Your task is to give the data again, exactly, with every line intact.

**EXTRACTED MATERIAL:**
————

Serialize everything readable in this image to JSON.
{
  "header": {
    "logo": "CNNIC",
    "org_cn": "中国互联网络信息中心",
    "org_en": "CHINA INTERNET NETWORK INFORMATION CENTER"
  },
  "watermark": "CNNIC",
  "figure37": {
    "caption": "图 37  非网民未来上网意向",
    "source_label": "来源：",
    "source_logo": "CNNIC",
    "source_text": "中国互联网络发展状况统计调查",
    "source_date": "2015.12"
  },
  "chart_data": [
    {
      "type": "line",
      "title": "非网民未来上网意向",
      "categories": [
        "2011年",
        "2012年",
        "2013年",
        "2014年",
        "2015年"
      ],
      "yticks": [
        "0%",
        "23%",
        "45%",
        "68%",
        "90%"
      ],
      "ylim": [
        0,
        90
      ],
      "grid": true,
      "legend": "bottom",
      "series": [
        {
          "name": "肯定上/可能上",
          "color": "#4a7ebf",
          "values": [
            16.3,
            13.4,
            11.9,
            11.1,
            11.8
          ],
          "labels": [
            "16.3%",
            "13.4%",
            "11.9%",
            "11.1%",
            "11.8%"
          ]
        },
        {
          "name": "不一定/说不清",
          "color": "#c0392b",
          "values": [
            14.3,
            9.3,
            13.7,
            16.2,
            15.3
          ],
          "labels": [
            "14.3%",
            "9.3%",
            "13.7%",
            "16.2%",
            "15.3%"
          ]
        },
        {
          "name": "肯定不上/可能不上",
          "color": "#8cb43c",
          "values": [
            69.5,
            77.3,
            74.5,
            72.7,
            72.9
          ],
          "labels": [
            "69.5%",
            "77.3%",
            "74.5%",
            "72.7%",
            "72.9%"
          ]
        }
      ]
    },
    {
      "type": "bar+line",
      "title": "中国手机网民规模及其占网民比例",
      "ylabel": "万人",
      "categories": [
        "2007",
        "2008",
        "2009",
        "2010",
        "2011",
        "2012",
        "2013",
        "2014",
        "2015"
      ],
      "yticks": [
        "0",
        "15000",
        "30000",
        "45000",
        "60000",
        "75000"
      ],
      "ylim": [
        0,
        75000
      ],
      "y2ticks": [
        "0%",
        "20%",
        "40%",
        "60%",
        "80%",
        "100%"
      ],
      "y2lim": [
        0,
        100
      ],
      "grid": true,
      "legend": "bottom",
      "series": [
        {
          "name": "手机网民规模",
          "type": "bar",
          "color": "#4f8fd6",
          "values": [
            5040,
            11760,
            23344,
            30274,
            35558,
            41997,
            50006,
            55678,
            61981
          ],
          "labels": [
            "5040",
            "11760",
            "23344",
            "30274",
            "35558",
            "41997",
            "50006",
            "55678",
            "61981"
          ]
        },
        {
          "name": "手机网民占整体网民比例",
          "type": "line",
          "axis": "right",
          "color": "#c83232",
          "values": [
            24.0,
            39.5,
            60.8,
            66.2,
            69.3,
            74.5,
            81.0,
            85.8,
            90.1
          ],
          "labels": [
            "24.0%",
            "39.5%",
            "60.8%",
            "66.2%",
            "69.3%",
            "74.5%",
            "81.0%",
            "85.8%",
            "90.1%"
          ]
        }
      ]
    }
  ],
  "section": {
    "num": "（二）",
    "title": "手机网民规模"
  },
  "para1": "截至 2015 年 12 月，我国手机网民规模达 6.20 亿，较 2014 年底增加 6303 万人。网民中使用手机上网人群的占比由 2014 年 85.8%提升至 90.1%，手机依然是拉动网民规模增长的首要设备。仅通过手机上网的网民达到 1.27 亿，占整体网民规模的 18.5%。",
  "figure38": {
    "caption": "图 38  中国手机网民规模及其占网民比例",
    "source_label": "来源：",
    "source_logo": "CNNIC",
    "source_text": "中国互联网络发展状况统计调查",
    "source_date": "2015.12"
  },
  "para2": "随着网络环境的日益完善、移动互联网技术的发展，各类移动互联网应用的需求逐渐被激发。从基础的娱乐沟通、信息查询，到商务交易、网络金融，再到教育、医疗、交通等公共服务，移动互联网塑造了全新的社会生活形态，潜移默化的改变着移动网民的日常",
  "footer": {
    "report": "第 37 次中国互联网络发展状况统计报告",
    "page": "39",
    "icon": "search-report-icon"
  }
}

————

**ANSWER BELOW:**
Serialize everything readable in this image to JSON.
{
  "header": {
    "logo": "CNNIC",
    "org_cn": "中国互联网络信息中心",
    "org_en": "CHINA INTERNET NETWORK INFORMATION CENTER"
  },
  "watermark": "CNNIC",
  "figure37": {
    "caption": "图 37  非网民未来上网意向",
    "source_label": "来源：",
    "source_logo": "CNNIC",
    "source_text": "中国互联网络发展状况统计调查",
    "source_date": "2015.12"
  },
  "chart_data": [
    {
      "type": "line",
      "title": "非网民未来上网意向",
      "categories": [
        "2011年",
        "2012年",
        "2013年",
        "2014年",
        "2015年"
      ],
      "yticks": [
        "0%",
        "23%",
        "45%",
        "68%",
        "90%"
      ],
      "ylim": [
        0,
        90
      ],
      "grid": true,
      "legend": "bottom",
      "series": [
        {
          "name": "肯定上/可能上",
          "color": "#4a7ebf",
          "values": [
            16.3,
            13.4,
            11.9,
            11.1,
            11.8
          ],
          "labels": [
            "16.3%",
            "13.4%",
            "11.9%",
            "11.1%",
            "11.8%"
          ]
        },
        {
          "name": "不一定/说不清",
          "color": "#c0392b",
          "values": [
            14.3,
            9.3,
            13.7,
            16.2,
            15.3
          ],
          "labels": [
            "14.3%",
            "9.3%",
            "13.7%",
            "16.2%",
            "15.3%"
          ]
        },
        {
          "name": "肯定不上/可能不上",
          "color": "#8cb43c",
          "values": [
            69.5,
            77.3,
            74.5,
            72.7,
            72.9
          ],
          "labels": [
            "69.5%",
            "77.3%",
            "74.5%",
            "72.7%",
            "72.9%"
          ]
        }
      ]
    },
    {
      "type": "bar+line",
      "title": "中国手机网民规模及其占网民比例",
      "ylabel": "万人",
      "categories": [
        "2007",
        "2008",
        "2009",
        "2010",
        "2011",
        "2012",
        "2013",
        "2014",
        "2015"
      ],
      "yticks": [
        "0",
        "15000",
        "30000",
        "45000",
        "60000",
        "75000"
      ],
      "ylim": [
        0,
        75000
      ],
      "y2ticks": [
        "0%",
        "20%",
        "40%",
        "60%",
        "80%",
        "100%"
      ],
      "y2lim": [
        0,
        100
      ],
      "grid": true,
      "legend": "bottom",
      "series": [
        {
          "name": "手机网民规模",
          "type": "bar",
          "color": "#4f8fd6",
          "values": [
            5040,
            11760,
            23344,
            30274,
            35558,
            41997,
            50006,
            55678,
            61981
          ],
          "labels": [
            "5040",
            "11760",
            "23344",
            "30274",
            "35558",
            "41997",
            "50006",
            "55678",
            "61981"
          ]
        },
        {
          "name": "手机网民占整体网民比例",
          "type": "line",
          "axis": "right",
          "color": "#c83232",
          "values": [
            24.0,
            39.5,
            60.8,
            66.2,
            69.3,
            74.5,
            81.0,
            85.8,
            90.1
          ],
          "labels": [
            "24.0%",
            "39.5%",
            "60.8%",
            "66.2%",
            "69.3%",
            "74.5%",
            "81.0%",
            "85.8%",
            "90.1%"
          ]
        }
      ]
    }
  ],
  "section": {
    "num": "（二）",
    "title": "手机网民规模"
  },
  "para1": "截至 2015 年 12 月，我国手机网民规模达 6.20 亿，较 2014 年底增加 6303 万人。网民中使用手机上网人群的占比由 2014 年 85.8%提升至 90.1%，手机依然是拉动网民规模增长的首要设备。仅通过手机上网的网民达到 1.27 亿，占整体网民规模的 18.5%。",
  "figure38": {
    "caption": "图 38  中国手机网民规模及其占网民比例",
    "source_label": "来源：",
    "source_logo": "CNNIC",
    "source_text": "中国互联网络发展状况统计调查",
    "source_date": "2015.12"
  },
  "para2": "随着网络环境的日益完善、移动互联网技术的发展，各类移动互联网应用的需求逐渐被激发。从基础的娱乐沟通、信息查询，到商务交易、网络金融，再到教育、医疗、交通等公共服务，移动互联网塑造了全新的社会生活形态，潜移默化的改变着移动网民的日常",
  "footer": {
    "report": "第 37 次中国互联网络发展状况统计报告",
    "page": "39",
    "icon": "search-report-icon"
  }
}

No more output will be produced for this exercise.